--- START OF Supplied material ---

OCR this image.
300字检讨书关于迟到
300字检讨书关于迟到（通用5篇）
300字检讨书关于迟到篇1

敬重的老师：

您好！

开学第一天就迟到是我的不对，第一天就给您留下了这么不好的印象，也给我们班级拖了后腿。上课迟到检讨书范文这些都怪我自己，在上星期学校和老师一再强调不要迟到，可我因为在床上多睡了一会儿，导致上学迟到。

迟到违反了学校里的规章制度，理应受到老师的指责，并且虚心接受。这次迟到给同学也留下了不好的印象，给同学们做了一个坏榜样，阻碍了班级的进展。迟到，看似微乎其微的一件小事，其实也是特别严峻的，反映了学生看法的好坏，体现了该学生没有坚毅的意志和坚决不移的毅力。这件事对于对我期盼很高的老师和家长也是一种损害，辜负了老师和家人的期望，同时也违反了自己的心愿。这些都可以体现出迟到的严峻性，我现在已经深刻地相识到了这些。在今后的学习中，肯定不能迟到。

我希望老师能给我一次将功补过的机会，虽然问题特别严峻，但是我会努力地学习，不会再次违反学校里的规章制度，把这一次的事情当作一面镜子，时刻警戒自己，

--- END OF Supplied material ---

▶ **Problem requirements**:
Every entry above needs to be quoted exactly.

▶ **Answer to this problem**:
OCR this image.
300字检讨书关于迟到
300字检讨书关于迟到（通用5篇）
300字检讨书关于迟到篇1

敬重的老师：

您好！

开学第一天就迟到是我的不对，第一天就给您留下了这么不好的印象，也给我们班级拖了后腿。上课迟到检讨书范文这些都怪我自己，在上星期学校和老师一再强调不要迟到，可我因为在床上多睡了一会儿，导致上学迟到。

迟到违反了学校里的规章制度，理应受到老师的指责，并且虚心接受。这次迟到给同学也留下了不好的印象，给同学们做了一个坏榜样，阻碍了班级的进展。迟到，看似微乎其微的一件小事，其实也是特别严峻的，反映了学生看法的好坏，体现了该学生没有坚毅的意志和坚决不移的毅力。这件事对于对我期盼很高的老师和家长也是一种损害，辜负了老师和家人的期望，同时也违反了自己的心愿。这些都可以体现出迟到的严峻性，我现在已经深刻地相识到了这些。在今后的学习中，肯定不能迟到。

我希望老师能给我一次将功补过的机会，虽然问题特别严峻，但是我会努力地学习，不会再次违反学校里的规章制度，把这一次的事情当作一面镜子，时刻警戒自己，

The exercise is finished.